Wherever "otázek" appears in a line, copy that line.
###
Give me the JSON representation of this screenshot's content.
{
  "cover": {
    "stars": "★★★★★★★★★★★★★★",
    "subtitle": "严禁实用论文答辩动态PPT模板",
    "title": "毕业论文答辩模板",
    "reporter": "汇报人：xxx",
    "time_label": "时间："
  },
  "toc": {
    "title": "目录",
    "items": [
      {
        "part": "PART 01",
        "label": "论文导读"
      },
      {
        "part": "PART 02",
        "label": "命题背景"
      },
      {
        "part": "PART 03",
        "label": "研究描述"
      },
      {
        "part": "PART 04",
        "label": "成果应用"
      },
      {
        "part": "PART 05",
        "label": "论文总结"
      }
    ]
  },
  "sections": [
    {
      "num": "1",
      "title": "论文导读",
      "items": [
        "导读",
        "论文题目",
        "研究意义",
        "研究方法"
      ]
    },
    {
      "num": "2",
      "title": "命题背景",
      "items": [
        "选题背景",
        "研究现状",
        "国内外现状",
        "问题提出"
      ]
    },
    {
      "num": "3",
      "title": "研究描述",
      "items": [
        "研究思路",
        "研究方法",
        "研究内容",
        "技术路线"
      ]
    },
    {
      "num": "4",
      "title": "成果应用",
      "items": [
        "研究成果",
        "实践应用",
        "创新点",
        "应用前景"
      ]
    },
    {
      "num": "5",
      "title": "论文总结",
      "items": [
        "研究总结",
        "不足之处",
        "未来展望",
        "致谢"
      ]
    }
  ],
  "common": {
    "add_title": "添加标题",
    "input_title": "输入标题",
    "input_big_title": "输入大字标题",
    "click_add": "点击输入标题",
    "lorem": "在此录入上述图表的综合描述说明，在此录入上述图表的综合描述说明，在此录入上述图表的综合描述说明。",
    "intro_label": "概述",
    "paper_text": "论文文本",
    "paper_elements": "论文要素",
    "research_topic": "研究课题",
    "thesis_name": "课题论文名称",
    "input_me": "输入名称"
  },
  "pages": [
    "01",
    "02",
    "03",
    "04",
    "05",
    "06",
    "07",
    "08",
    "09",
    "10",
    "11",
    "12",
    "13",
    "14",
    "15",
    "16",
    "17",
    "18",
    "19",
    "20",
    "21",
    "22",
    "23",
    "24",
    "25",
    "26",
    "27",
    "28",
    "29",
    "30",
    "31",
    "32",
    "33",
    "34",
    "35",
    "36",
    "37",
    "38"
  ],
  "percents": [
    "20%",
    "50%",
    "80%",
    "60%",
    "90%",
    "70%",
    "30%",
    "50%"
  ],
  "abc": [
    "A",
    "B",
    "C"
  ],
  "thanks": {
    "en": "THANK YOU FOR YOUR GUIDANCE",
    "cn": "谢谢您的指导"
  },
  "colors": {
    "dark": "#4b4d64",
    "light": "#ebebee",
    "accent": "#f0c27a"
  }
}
###
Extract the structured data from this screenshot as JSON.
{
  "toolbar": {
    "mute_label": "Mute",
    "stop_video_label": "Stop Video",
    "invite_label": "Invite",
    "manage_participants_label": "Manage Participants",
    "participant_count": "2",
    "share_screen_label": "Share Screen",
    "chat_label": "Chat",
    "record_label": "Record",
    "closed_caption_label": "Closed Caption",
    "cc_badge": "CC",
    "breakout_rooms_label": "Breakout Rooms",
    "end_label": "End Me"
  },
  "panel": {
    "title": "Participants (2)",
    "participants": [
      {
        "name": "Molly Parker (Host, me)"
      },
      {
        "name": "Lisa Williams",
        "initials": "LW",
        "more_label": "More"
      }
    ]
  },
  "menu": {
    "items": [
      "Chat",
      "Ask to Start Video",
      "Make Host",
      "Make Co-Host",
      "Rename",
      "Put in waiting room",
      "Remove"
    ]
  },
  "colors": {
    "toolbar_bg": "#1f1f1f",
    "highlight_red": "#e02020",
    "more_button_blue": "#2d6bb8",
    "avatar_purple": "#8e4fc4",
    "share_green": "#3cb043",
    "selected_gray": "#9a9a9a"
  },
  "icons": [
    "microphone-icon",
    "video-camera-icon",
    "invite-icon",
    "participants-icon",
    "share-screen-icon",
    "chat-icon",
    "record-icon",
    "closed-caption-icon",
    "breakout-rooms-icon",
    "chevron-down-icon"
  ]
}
###
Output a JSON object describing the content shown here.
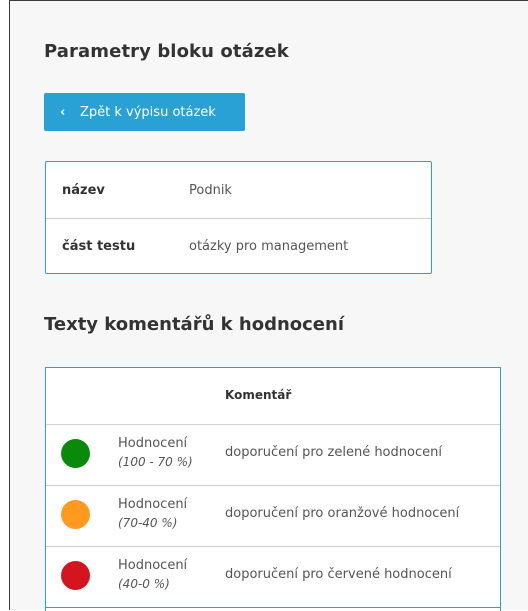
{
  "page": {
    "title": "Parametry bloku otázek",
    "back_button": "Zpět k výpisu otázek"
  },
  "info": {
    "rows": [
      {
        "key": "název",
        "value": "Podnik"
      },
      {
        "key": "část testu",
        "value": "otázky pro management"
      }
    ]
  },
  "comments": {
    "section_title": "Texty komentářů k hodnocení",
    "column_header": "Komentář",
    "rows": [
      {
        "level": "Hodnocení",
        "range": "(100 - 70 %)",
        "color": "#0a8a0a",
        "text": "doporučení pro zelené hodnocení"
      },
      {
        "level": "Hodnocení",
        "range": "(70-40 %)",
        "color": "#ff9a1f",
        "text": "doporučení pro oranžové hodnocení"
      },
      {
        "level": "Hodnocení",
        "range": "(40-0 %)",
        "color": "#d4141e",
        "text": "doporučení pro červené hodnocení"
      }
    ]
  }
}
###
* The response
    "title": "Parametry bloku otázek",
    "back_button": "Zpět k výpisu otázek"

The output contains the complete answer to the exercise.